Set problem: Return each line containing the string "message".

- - -

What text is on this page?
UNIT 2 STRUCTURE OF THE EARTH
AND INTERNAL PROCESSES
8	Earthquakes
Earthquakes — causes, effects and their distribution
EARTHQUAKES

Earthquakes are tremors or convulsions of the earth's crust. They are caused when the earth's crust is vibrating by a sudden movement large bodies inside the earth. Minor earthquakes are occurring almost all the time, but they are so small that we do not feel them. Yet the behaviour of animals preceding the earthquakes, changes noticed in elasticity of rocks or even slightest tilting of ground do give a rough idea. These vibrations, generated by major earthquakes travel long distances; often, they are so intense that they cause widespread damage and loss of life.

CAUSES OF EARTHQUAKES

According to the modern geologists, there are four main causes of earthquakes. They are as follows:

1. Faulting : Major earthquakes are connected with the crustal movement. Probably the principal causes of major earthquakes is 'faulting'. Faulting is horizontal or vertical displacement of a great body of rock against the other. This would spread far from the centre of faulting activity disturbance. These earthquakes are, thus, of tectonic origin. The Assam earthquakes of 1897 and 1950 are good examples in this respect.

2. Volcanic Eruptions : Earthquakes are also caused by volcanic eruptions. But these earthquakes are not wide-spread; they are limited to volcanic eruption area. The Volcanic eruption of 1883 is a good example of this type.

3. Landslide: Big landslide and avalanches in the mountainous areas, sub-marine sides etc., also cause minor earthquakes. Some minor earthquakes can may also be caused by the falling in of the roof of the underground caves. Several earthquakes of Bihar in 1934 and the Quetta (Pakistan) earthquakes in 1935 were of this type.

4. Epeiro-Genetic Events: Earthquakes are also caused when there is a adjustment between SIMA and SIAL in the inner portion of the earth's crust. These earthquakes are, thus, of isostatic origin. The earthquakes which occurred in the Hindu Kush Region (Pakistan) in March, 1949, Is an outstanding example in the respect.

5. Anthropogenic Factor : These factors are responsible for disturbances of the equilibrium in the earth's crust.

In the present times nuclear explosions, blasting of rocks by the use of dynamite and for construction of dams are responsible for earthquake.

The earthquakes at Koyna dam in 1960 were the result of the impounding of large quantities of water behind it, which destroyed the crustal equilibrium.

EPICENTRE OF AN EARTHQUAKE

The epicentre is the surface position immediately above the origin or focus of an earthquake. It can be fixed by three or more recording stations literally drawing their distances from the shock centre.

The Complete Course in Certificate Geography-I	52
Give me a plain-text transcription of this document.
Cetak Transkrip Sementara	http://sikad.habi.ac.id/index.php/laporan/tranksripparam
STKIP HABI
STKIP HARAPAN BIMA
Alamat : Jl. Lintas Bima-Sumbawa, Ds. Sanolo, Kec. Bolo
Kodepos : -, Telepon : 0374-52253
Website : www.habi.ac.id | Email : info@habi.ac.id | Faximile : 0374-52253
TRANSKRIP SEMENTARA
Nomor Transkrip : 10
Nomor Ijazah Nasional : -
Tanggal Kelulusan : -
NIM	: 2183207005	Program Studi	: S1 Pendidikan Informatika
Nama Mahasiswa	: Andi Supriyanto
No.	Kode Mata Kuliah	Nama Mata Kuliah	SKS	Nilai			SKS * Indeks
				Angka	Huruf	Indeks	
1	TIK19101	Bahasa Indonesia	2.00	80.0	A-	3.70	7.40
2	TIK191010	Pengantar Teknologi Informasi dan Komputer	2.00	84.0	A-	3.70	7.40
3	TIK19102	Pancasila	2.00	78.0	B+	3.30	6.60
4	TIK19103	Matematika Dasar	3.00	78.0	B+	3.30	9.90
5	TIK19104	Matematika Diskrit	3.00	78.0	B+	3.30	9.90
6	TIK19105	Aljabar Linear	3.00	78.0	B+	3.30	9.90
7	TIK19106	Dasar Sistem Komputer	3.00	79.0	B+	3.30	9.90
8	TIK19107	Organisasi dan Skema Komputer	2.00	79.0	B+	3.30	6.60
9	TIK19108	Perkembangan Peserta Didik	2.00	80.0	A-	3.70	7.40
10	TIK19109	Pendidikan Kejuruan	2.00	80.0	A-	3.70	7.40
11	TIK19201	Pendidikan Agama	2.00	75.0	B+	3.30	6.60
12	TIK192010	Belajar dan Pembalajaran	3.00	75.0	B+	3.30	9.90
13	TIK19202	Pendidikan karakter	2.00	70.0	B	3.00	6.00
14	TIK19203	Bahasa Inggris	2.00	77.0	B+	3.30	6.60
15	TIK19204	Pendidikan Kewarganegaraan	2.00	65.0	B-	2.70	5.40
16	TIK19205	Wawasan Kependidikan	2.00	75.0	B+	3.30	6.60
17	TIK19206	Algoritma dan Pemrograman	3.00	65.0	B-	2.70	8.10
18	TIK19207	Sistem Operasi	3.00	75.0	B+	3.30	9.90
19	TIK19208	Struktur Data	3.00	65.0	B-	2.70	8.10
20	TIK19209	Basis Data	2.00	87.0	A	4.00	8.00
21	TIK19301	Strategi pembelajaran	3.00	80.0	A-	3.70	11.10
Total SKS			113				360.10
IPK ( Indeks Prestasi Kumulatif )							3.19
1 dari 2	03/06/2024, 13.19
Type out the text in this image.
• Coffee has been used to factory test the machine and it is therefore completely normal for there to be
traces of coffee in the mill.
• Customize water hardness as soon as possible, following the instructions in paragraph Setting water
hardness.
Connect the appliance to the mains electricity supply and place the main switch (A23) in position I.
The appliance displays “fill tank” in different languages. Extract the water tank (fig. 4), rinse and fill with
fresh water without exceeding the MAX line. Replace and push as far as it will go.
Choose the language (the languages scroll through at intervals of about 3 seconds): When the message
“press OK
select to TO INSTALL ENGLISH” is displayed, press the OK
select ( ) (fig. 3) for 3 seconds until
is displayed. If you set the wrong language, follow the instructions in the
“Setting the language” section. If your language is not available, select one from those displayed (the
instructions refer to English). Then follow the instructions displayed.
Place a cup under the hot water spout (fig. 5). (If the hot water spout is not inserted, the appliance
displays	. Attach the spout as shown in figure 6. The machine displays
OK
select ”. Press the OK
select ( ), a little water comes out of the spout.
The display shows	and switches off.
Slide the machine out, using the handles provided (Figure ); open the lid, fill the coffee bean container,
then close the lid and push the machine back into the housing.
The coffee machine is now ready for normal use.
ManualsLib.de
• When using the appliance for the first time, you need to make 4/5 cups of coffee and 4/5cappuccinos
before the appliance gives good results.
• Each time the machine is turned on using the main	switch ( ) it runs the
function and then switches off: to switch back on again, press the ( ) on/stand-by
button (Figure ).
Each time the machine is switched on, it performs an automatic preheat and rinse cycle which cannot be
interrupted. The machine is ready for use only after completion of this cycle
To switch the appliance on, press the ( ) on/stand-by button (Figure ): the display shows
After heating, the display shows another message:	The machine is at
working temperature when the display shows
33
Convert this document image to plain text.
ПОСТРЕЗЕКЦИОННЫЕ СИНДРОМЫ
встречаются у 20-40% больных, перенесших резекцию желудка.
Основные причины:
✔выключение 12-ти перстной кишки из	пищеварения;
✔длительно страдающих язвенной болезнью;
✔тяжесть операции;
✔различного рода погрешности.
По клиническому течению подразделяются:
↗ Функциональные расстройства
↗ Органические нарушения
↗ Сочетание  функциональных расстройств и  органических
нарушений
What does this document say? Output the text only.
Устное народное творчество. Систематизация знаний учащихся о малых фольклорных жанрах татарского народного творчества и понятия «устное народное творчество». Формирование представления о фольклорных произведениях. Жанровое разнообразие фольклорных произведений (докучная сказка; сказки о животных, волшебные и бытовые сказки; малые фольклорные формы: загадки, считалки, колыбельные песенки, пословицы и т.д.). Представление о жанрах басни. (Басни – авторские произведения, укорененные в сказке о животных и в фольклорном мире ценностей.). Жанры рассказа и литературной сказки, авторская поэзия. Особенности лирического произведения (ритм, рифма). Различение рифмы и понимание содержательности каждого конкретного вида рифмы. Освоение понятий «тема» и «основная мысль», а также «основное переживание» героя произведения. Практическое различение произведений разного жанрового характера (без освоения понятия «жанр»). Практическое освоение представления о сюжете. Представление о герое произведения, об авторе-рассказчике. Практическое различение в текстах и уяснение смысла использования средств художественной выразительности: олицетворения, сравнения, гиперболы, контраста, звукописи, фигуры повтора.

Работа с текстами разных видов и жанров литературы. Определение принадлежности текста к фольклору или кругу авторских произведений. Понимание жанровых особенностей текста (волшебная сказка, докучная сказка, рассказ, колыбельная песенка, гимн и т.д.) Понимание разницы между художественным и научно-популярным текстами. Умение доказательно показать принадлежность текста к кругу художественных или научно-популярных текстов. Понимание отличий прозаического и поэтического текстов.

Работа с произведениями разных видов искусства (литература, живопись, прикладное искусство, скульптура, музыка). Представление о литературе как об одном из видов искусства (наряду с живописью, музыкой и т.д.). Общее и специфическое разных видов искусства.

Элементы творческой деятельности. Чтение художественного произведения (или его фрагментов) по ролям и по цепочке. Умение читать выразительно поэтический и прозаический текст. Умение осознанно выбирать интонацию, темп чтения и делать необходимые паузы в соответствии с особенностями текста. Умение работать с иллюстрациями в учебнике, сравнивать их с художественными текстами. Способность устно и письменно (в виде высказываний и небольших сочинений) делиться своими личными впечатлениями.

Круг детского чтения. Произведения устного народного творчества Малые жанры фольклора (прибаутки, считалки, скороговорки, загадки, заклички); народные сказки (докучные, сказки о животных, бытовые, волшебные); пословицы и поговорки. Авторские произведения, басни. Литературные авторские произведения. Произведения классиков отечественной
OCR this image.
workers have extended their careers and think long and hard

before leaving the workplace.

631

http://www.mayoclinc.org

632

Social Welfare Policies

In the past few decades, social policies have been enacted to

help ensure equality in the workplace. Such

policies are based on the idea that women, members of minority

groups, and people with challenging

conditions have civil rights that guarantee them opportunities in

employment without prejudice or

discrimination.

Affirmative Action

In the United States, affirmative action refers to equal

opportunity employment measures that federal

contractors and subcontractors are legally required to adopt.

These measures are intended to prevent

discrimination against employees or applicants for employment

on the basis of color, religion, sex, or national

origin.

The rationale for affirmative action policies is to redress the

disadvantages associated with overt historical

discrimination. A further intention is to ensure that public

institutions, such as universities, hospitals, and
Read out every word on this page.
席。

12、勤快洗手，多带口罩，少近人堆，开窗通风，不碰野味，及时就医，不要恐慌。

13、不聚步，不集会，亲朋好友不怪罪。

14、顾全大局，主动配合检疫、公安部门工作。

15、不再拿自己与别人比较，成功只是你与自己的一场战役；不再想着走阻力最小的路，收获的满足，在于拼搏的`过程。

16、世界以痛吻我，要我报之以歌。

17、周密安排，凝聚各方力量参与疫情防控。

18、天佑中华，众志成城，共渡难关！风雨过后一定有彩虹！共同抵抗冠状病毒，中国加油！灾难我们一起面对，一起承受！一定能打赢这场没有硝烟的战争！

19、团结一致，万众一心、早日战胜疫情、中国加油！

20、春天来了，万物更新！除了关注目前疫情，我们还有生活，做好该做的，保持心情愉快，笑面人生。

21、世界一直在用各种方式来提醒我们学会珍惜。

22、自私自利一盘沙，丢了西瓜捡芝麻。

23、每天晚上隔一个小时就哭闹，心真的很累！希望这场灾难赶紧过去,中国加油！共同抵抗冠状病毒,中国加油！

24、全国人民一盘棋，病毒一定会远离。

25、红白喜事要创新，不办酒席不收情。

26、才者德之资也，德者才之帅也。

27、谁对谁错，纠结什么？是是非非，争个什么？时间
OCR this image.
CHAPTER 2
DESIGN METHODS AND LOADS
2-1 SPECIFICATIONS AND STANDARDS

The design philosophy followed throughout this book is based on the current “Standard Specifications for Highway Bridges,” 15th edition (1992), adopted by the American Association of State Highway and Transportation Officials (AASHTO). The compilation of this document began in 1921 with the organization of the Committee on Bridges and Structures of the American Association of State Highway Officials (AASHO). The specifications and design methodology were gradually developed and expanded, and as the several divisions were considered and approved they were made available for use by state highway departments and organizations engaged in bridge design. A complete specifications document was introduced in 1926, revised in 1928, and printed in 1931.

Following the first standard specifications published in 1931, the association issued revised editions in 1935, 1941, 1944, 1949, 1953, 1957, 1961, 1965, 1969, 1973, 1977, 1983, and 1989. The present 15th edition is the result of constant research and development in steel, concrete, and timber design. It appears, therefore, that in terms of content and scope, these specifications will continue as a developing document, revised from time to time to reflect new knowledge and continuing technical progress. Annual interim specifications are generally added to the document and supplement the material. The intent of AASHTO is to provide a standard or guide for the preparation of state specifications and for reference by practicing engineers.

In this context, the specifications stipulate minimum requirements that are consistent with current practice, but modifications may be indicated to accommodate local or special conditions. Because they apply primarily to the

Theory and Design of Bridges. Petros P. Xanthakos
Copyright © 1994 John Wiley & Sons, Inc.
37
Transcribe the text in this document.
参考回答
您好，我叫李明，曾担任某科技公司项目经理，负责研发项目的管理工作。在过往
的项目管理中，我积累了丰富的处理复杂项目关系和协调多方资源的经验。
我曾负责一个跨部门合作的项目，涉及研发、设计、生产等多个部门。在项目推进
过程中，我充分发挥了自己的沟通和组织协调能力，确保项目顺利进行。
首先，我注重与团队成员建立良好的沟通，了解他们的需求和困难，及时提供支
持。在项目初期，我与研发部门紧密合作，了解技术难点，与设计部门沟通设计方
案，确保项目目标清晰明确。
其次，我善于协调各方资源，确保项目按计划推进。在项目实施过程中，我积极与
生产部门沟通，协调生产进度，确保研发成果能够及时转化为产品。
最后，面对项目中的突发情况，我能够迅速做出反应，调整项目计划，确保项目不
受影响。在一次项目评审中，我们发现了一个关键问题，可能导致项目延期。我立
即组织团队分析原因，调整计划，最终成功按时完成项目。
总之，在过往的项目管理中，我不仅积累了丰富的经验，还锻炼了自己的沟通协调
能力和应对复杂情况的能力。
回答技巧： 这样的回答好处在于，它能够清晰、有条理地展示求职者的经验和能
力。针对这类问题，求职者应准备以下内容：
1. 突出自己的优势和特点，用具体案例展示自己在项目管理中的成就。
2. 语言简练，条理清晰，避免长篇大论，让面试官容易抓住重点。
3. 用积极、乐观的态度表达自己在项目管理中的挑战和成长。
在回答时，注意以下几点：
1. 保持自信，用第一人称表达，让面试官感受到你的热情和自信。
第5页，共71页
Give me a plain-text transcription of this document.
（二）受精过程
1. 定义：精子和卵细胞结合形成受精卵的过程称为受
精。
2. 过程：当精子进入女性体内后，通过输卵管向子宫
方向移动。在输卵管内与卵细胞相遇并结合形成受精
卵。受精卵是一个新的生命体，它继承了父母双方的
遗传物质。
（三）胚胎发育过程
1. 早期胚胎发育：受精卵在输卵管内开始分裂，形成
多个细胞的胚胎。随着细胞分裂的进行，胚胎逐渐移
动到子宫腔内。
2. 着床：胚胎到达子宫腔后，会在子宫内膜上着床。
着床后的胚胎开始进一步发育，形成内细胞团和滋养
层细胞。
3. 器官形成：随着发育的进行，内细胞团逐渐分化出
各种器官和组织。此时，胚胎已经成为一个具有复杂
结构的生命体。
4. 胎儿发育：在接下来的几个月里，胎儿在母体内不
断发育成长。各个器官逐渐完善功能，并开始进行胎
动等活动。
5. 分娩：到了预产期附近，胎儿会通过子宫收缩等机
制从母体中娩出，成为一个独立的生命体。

- - -

Completed exercise:
Choose the language (the languages scroll through at intervals of about 3 seconds): When the message
After heating, the display shows another message:	The machine is at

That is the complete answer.